▶ [What is required]: Your job is to restate each entry word for word.

[Stored data]
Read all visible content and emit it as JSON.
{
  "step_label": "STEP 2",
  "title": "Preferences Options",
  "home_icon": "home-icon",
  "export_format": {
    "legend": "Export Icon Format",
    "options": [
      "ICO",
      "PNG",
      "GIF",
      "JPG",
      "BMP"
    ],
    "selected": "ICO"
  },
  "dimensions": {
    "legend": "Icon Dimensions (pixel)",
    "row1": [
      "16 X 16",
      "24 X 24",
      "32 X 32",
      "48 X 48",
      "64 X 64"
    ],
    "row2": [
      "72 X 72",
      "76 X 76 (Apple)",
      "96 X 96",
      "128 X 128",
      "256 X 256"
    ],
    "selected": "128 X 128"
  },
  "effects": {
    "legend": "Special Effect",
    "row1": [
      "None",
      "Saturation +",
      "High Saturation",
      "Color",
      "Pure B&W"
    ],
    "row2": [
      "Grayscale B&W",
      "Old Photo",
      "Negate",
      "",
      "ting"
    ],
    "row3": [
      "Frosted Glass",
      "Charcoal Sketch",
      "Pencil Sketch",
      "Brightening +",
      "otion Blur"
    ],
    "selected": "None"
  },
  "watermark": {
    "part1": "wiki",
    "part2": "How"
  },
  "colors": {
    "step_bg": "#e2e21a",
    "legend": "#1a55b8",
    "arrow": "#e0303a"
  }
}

▶ [Solution]:
Read all visible content and emit it as JSON.
{
  "step_label": "STEP 2",
  "title": "Preferences Options",
  "home_icon": "home-icon",
  "export_format": {
    "legend": "Export Icon Format",
    "options": [
      "ICO",
      "PNG",
      "GIF",
      "JPG",
      "BMP"
    ],
    "selected": "ICO"
  },
  "dimensions": {
    "legend": "Icon Dimensions (pixel)",
    "row1": [
      "16 X 16",
      "24 X 24",
      "32 X 32",
      "48 X 48",
      "64 X 64"
    ],
    "row2": [
      "72 X 72",
      "76 X 76 (Apple)",
      "96 X 96",
      "128 X 128",
      "256 X 256"
    ],
    "selected": "128 X 128"
  },
  "effects": {
    "legend": "Special Effect",
    "row1": [
      "None",
      "Saturation +",
      "High Saturation",
      "Color",
      "Pure B&W"
    ],
    "row2": [
      "Grayscale B&W",
      "Old Photo",
      "Negate",
      "",
      "ting"
    ],
    "row3": [
      "Frosted Glass",
      "Charcoal Sketch",
      "Pencil Sketch",
      "Brightening +",
      "otion Blur"
    ],
    "selected": "None"
  },
  "watermark": {
    "part1": "wiki",
    "part2": "How"
  },
  "colors": {
    "step_bg": "#e2e21a",
    "legend": "#1a55b8",
    "arrow": "#e0303a"
  }
}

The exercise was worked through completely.